**STORED DATA**
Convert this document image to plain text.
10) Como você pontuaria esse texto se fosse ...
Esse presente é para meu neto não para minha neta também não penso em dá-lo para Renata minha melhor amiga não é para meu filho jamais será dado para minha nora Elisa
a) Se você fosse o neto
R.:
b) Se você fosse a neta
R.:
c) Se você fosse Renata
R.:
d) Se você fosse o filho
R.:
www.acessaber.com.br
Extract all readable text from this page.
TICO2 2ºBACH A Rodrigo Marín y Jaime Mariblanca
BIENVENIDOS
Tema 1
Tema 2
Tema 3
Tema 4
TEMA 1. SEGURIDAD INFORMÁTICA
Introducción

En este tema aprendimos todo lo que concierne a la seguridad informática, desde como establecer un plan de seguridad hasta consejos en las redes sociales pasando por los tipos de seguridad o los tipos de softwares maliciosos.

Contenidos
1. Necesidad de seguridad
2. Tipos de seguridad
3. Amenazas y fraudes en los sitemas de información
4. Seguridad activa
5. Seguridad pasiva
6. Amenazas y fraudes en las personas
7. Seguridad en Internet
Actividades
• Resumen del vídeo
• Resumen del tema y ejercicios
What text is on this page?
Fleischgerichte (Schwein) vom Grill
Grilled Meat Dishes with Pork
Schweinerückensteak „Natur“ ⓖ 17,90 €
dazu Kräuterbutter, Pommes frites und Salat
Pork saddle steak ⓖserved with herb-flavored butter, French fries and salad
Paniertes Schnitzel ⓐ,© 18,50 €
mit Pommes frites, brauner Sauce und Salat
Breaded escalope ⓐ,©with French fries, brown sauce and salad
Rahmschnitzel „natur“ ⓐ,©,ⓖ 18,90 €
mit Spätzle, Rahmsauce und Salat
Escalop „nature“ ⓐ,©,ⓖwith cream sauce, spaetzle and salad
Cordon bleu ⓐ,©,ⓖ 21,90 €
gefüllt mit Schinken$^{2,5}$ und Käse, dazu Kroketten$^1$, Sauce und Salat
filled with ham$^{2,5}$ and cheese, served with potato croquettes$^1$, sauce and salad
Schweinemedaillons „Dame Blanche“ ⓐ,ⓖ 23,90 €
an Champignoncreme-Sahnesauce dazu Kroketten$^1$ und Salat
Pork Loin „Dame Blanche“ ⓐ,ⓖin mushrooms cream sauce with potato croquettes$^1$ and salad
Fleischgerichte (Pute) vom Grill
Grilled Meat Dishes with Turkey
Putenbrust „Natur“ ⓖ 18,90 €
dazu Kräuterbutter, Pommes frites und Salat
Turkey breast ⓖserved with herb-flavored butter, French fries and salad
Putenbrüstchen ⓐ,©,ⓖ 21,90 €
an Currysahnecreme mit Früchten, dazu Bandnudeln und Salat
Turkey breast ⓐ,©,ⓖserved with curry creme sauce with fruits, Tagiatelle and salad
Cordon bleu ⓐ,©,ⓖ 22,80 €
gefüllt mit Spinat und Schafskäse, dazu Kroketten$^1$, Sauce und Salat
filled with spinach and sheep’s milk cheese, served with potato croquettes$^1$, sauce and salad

**CHALLENGE**
Show all lines above holding "Kroketten".

**FINAL RESULT**
gefüllt mit Schinken$^{2,5}$ und Käse, dazu Kroketten$^1$, Sauce und Salat
an Champignoncreme-Sahnesauce dazu Kroketten$^1$ und Salat
gefüllt mit Spinat und Schafskäse, dazu Kroketten$^1$, Sauce und Salat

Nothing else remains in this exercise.